*** Data to process
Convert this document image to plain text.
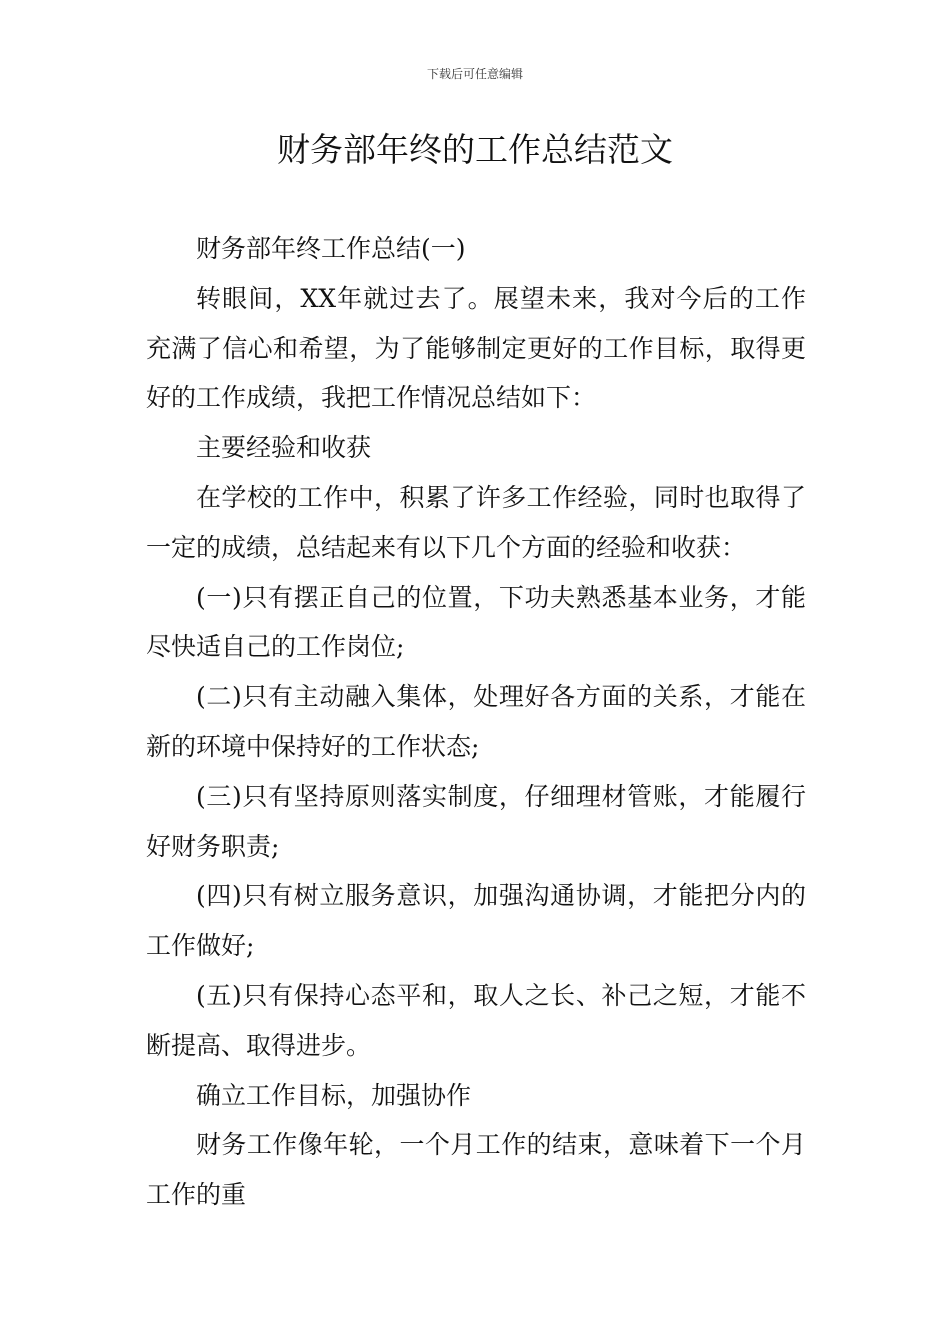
下载后可任意编辑
财务部年终的工作总结范文

财务部年终工作总结(一)

转眼间，XX年就过去了。展望未来，我对今后的工作充满了信心和希望，为了能够制定更好的工作目标，取得更好的工作成绩，我把工作情况总结如下：

主要经验和收获

在学校的工作中，积累了许多工作经验，同时也取得了一定的成绩，总结起来有以下几个方面的经验和收获：

(一)只有摆正自己的位置，下功夫熟悉基本业务，才能尽快适自己的工作岗位;

(二)只有主动融入集体，处理好各方面的关系，才能在新的环境中保持好的工作状态;

(三)只有坚持原则落实制度，仔细理材管账，才能履行好财务职责;

(四)只有树立服务意识，加强沟通协调，才能把分内的工作做好;

(五)只有保持心态平和，取人之长、补己之短，才能不断提高、取得进步。

确立工作目标，加强协作

财务工作像年轮，一个月工作的结束，意味着下一个月工作的重
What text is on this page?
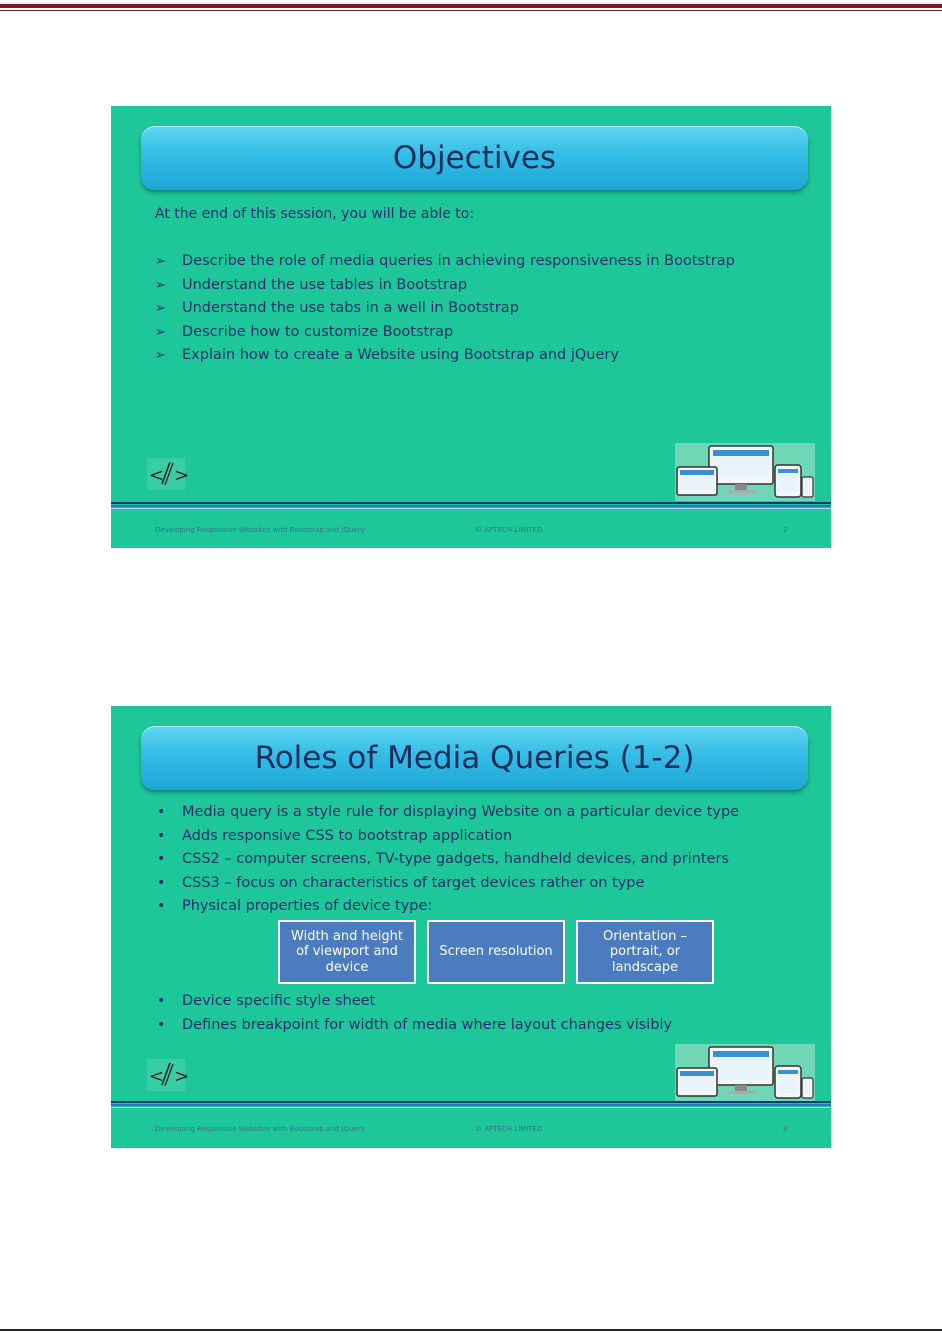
Objectives
At the end of this session, you will be able to:
➢	Describe the role of media queries in achieving responsiveness in Bootstrap
➢	Understand the use tables in Bootstrap
➢	Understand the use tabs in a well in Bootstrap
➢	Describe how to customize Bootstrap
➢	Explain how to create a Website using Bootstrap and jQuery
< >
Developing Responsive Websites with Bootstrap and jQuery	© APTECH LIMITED	2
Roles of Media Queries (1-2)
•	Media query is a style rule for displaying Website on a particular device type
•	Adds responsive CSS to bootstrap application
•	CSS2 – computer screens, TV-type gadgets, handheld devices, and printers
•	CSS3 – focus on characteristics of target devices rather on type
•	Physical properties of device type:
Width and height of viewport and device
Screen resolution
Orientation – portrait, or landscape
•	Device specific style sheet
•	Defines breakpoint for width of media where layout changes visibly
< >
Developing Responsive Websites with Bootstrap and jQuery	© APTECH LIMITED	3
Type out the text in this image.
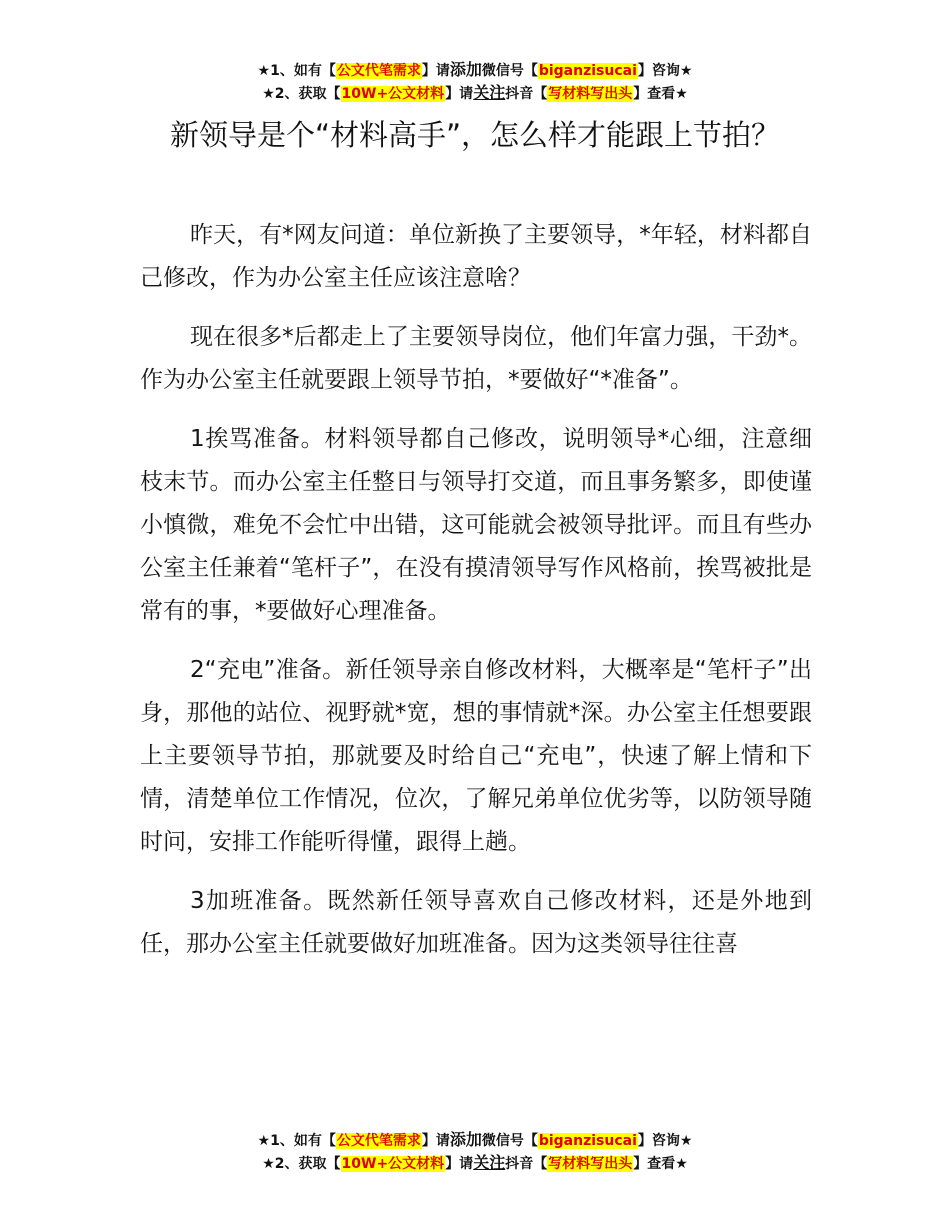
★1、如有【公文代笔需求】请添加微信号【biganzisucai】咨询★
★2、获取【10W+公文材料】请关注抖音【写材料写出头】查看★
新领导是个“材料高手”，怎么样才能跟上节拍？

昨天，有*网友问道：单位新换了主要领导，*年轻，材料都自己修改，作为办公室主任应该注意啥？

现在很多*后都走上了主要领导岗位，他们年富力强，干劲*。作为办公室主任就要跟上领导节拍，*要做好“*准备”。

1挨骂准备。材料领导都自己修改，说明领导*心细，注意细枝末节。而办公室主任整日与领导打交道，而且事务繁多，即使谨小慎微，难免不会忙中出错，这可能就会被领导批评。而且有些办公室主任兼着“笔杆子”，在没有摸清领导写作风格前，挨骂被批是常有的事，*要做好心理准备。

2“充电”准备。新任领导亲自修改材料，大概率是“笔杆子”出身，那他的站位、视野就*宽，想的事情就*深。办公室主任想要跟上主要领导节拍，那就要及时给自己“充电”，快速了解上情和下情，清楚单位工作情况，位次，了解兄弟单位优劣等，以防领导随时问，安排工作能听得懂，跟得上趟。

3加班准备。既然新任领导喜欢自己修改材料，还是外地到任，那办公室主任就要做好加班准备。因为这类领导往往喜

★1、如有【公文代笔需求】请添加微信号【biganzisucai】咨询★
★2、获取【10W+公文材料】请关注抖音【写材料写出头】查看★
******
Work instructions | Give back every line exactly as it stands, pictures excluded.

Expected answer |
Convert this document image to plain text.
下载后可任意编辑
财务部年终的工作总结范文

财务部年终工作总结(一)

转眼间，XX年就过去了。展望未来，我对今后的工作充满了信心和希望，为了能够制定更好的工作目标，取得更好的工作成绩，我把工作情况总结如下：

主要经验和收获

在学校的工作中，积累了许多工作经验，同时也取得了一定的成绩，总结起来有以下几个方面的经验和收获：

(一)只有摆正自己的位置，下功夫熟悉基本业务，才能尽快适自己的工作岗位;

(二)只有主动融入集体，处理好各方面的关系，才能在新的环境中保持好的工作状态;

(三)只有坚持原则落实制度，仔细理材管账，才能履行好财务职责;

(四)只有树立服务意识，加强沟通协调，才能把分内的工作做好;

(五)只有保持心态平和，取人之长、补己之短，才能不断提高、取得进步。

确立工作目标，加强协作

财务工作像年轮，一个月工作的结束，意味着下一个月工作的重
What text is on this page?
Objectives
At the end of this session, you will be able to:
➢	Describe the role of media queries in achieving responsiveness in Bootstrap
➢	Understand the use tables in Bootstrap
➢	Understand the use tabs in a well in Bootstrap
➢	Describe how to customize Bootstrap
➢	Explain how to create a Website using Bootstrap and jQuery
< >
Developing Responsive Websites with Bootstrap and jQuery	© APTECH LIMITED	2
Roles of Media Queries (1-2)
•	Media query is a style rule for displaying Website on a particular device type
•	Adds responsive CSS to bootstrap application
•	CSS2 – computer screens, TV-type gadgets, handheld devices, and printers
•	CSS3 – focus on characteristics of target devices rather on type
•	Physical properties of device type:
Width and height of viewport and device
Screen resolution
Orientation – portrait, or landscape
•	Device specific style sheet
•	Defines breakpoint for width of media where layout changes visibly
< >
Developing Responsive Websites with Bootstrap and jQuery	© APTECH LIMITED	3
Type out the text in this image.
★1、如有【公文代笔需求】请添加微信号【biganzisucai】咨询★
★2、获取【10W+公文材料】请关注抖音【写材料写出头】查看★
新领导是个“材料高手”，怎么样才能跟上节拍？

昨天，有*网友问道：单位新换了主要领导，*年轻，材料都自己修改，作为办公室主任应该注意啥？

现在很多*后都走上了主要领导岗位，他们年富力强，干劲*。作为办公室主任就要跟上领导节拍，*要做好“*准备”。

1挨骂准备。材料领导都自己修改，说明领导*心细，注意细枝末节。而办公室主任整日与领导打交道，而且事务繁多，即使谨小慎微，难免不会忙中出错，这可能就会被领导批评。而且有些办公室主任兼着“笔杆子”，在没有摸清领导写作风格前，挨骂被批是常有的事，*要做好心理准备。

2“充电”准备。新任领导亲自修改材料，大概率是“笔杆子”出身，那他的站位、视野就*宽，想的事情就*深。办公室主任想要跟上主要领导节拍，那就要及时给自己“充电”，快速了解上情和下情，清楚单位工作情况，位次，了解兄弟单位优劣等，以防领导随时问，安排工作能听得懂，跟得上趟。

3加班准备。既然新任领导喜欢自己修改材料，还是外地到任，那办公室主任就要做好加班准备。因为这类领导往往喜

★1、如有【公文代笔需求】请添加微信号【biganzisucai】咨询★
★2、获取【10W+公文材料】请关注抖音【写材料写出头】查看★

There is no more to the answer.